◆ **Task**
Tally up the lines carrying the string "Buses" and respond with only the resulting number.
---
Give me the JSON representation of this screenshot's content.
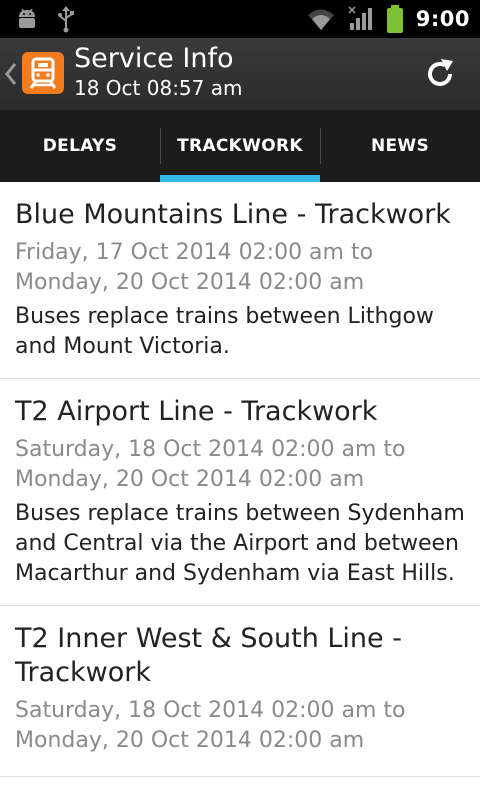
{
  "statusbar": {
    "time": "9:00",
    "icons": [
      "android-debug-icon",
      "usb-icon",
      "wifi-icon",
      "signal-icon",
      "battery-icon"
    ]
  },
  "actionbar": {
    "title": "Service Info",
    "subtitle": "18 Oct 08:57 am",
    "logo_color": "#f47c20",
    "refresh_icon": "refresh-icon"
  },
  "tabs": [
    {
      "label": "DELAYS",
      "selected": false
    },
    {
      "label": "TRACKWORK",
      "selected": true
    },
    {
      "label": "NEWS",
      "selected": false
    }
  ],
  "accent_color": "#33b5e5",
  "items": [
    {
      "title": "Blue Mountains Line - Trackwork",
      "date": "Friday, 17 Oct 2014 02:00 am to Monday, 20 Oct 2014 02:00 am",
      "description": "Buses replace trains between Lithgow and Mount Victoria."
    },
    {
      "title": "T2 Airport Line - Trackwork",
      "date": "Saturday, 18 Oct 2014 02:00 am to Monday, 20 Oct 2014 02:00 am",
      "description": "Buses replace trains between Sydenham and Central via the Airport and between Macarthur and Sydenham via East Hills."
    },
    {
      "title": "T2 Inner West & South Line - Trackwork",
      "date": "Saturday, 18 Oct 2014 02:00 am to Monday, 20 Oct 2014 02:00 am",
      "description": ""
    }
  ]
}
---
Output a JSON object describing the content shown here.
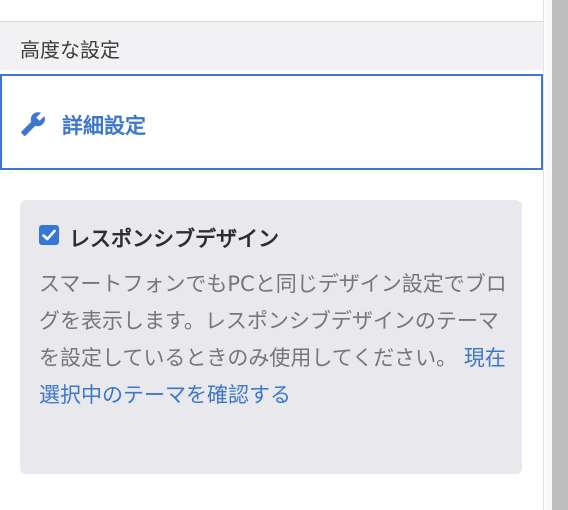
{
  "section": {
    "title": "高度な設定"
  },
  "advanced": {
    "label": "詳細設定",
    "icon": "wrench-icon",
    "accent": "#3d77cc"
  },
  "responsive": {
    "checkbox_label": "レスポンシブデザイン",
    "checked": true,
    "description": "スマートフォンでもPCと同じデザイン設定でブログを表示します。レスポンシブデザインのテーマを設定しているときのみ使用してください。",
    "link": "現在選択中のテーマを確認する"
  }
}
---
◆ **Written response**
2